REQUIRED TASK
Extract, from the records beneath this instruction, each line that contains the word "over".
----
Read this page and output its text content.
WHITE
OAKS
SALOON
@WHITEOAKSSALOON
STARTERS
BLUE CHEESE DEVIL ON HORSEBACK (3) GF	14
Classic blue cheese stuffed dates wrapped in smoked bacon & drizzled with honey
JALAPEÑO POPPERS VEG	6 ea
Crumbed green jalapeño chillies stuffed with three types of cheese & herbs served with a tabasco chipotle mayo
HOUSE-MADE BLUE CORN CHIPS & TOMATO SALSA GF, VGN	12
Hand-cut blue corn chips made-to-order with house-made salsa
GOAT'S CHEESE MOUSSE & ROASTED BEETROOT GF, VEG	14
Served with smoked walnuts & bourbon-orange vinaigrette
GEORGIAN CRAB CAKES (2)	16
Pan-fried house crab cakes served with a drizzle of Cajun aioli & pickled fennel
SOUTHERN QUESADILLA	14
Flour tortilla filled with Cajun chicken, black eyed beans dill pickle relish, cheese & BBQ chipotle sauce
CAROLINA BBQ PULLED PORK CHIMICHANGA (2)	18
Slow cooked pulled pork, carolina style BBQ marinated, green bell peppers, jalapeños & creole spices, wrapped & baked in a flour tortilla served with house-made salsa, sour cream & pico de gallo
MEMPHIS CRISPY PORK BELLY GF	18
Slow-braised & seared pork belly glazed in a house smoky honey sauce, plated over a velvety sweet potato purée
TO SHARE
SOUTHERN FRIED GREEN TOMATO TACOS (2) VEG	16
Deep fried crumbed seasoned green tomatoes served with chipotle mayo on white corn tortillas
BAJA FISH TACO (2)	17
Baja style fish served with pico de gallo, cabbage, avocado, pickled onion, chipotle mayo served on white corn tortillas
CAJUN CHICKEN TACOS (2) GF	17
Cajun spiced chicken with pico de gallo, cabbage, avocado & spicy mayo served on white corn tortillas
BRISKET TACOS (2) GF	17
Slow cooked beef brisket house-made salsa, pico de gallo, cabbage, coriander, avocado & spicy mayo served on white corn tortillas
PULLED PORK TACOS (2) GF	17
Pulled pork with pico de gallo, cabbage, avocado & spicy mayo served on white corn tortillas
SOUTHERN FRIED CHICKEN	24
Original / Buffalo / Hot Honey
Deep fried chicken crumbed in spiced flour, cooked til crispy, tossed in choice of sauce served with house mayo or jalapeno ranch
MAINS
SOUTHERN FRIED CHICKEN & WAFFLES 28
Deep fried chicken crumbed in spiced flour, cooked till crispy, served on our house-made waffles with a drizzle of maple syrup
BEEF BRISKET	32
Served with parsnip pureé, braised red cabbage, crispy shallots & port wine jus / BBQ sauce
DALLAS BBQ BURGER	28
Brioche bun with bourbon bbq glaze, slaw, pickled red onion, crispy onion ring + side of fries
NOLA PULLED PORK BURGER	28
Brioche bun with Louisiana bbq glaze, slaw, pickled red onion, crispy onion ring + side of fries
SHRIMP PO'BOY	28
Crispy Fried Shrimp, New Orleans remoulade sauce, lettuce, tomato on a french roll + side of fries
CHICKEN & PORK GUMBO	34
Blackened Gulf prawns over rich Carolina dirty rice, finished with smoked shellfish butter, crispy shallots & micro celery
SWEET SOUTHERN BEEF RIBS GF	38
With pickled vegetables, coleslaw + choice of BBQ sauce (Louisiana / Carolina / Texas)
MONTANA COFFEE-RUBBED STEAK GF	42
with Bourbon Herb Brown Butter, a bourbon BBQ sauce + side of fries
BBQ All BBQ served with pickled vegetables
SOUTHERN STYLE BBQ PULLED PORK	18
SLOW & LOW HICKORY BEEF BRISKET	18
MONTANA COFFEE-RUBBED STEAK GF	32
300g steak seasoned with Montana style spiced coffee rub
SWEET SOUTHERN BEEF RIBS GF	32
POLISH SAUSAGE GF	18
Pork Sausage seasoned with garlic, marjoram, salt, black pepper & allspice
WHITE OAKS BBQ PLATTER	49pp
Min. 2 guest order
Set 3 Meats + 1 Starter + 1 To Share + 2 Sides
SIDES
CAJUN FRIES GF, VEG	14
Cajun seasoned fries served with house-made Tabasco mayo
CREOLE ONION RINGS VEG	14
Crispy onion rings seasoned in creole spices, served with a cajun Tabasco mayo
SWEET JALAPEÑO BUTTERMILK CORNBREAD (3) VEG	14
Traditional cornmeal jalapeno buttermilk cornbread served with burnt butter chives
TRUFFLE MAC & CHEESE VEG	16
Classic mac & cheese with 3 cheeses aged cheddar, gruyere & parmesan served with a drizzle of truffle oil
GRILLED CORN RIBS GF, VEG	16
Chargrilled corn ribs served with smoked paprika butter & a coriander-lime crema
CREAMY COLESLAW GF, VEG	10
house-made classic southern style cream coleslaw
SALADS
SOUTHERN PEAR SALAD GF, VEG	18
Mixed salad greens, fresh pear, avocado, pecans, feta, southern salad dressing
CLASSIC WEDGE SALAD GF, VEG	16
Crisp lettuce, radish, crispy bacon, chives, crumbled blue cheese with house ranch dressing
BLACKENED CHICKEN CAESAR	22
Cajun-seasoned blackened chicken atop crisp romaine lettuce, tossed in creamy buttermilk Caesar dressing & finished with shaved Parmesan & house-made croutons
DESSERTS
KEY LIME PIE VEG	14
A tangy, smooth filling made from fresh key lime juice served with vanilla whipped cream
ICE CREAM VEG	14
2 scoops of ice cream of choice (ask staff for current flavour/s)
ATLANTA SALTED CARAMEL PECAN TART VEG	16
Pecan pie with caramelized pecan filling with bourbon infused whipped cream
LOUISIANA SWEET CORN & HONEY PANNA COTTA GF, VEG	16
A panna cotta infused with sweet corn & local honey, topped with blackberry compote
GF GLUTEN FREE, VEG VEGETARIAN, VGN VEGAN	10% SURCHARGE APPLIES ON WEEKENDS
----
WORKED SOLUTION
Slow-braised & seared pork belly glazed in a house smoky honey sauce, plated over a velvety sweet potato purée
Blackened Gulf prawns over rich Carolina dirty rice, finished with smoked shellfish butter, crispy shallots & micro celery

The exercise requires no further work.